* GIVEN TASK: Reply with one number: how many lines contain the word "color".

Dataset listings of figures
= = = =

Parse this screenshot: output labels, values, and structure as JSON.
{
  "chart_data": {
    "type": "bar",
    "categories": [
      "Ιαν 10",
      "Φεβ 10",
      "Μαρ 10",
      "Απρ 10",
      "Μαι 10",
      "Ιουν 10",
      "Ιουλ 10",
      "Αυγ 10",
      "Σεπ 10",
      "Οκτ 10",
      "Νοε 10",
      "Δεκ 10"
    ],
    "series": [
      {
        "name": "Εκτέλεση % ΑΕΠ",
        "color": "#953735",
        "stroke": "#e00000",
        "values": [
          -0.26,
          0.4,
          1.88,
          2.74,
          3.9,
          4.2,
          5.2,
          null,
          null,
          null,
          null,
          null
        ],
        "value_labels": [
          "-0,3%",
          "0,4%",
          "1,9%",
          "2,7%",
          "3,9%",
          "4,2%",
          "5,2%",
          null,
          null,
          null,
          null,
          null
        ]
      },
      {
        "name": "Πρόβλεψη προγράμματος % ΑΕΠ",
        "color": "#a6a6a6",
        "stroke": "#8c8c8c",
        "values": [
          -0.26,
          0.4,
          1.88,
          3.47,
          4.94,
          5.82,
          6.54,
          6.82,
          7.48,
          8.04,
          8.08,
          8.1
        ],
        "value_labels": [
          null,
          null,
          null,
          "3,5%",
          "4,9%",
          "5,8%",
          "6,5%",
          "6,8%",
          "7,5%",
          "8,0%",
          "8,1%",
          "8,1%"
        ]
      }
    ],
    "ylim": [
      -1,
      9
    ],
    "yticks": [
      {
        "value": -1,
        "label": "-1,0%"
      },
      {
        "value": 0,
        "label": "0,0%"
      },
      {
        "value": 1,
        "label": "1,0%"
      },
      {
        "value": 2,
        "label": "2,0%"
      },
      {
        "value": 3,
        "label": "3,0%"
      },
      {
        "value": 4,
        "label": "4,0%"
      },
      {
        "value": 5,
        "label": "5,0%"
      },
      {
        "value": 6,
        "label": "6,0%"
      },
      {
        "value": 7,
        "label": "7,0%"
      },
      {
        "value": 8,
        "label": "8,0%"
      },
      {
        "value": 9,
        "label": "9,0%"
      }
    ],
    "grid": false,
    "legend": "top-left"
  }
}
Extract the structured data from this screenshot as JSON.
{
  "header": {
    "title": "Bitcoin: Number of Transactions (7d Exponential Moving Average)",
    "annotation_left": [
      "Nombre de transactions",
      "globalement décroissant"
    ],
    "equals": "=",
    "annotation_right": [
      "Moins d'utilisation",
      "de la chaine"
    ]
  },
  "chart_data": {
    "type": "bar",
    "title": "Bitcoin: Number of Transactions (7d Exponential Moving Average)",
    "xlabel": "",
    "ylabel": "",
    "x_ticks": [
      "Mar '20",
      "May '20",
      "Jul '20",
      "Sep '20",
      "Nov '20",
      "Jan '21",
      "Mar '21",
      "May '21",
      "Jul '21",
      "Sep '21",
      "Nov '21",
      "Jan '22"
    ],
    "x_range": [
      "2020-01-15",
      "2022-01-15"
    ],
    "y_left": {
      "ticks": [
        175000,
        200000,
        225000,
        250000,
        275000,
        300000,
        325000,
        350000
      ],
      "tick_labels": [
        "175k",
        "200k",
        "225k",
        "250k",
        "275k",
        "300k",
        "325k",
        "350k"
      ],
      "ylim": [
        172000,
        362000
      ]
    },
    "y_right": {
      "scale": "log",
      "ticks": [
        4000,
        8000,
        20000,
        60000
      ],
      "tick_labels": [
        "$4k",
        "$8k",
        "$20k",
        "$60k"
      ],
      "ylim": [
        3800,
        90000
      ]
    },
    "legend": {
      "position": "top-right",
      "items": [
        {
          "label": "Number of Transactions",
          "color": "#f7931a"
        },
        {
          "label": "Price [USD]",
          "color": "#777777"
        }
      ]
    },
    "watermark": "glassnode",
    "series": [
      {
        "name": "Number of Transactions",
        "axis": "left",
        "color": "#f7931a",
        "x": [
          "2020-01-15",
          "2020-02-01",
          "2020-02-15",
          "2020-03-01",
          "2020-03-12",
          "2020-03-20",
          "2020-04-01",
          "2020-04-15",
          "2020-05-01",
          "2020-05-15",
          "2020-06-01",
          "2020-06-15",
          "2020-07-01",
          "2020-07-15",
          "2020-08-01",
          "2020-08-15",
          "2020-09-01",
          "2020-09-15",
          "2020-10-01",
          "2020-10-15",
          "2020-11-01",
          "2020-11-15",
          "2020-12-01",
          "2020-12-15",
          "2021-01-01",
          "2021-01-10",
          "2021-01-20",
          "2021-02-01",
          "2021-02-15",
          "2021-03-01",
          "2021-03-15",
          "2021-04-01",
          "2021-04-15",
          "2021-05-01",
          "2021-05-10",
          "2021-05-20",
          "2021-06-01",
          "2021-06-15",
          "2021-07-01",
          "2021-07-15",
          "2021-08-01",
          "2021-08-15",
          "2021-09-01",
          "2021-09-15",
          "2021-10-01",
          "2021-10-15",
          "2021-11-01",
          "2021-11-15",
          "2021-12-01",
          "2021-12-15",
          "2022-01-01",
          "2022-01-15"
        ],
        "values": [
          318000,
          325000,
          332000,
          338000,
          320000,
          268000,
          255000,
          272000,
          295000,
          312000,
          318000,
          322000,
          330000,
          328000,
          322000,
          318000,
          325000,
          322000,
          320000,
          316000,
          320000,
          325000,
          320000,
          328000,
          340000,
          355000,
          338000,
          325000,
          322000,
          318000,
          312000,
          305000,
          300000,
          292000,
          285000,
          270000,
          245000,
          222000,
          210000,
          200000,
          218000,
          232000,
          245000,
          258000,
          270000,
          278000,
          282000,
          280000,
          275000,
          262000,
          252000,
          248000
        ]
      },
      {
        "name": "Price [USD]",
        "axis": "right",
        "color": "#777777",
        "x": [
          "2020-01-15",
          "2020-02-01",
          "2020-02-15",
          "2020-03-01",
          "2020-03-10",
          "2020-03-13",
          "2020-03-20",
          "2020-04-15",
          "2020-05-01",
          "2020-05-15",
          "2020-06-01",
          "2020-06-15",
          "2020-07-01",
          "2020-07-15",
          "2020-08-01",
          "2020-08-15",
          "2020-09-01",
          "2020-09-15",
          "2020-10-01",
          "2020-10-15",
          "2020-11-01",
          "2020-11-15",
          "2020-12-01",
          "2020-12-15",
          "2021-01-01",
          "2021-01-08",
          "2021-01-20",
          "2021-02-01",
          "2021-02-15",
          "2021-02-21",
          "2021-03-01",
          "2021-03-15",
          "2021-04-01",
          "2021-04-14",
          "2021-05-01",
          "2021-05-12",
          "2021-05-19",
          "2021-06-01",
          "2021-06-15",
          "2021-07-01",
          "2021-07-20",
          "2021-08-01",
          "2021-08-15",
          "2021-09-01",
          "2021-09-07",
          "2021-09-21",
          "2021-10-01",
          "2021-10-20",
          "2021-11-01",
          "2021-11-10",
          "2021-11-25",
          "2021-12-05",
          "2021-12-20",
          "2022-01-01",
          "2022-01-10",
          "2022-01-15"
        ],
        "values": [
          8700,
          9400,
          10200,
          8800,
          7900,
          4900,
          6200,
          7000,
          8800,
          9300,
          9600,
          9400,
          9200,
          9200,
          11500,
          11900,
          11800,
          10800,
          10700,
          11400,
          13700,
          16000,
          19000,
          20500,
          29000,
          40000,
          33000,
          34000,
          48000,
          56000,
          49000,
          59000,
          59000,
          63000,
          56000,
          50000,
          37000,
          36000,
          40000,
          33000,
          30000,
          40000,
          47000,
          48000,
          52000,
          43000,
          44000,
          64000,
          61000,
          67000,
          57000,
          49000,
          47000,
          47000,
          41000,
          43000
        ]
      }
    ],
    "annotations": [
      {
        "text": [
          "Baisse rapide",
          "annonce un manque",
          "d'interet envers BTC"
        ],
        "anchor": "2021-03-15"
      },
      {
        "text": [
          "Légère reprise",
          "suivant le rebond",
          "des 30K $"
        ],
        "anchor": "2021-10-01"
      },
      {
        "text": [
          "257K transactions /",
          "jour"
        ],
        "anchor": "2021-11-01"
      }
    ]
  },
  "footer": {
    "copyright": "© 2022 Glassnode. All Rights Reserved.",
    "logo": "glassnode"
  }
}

= = = =

* TASK ANSWER: 6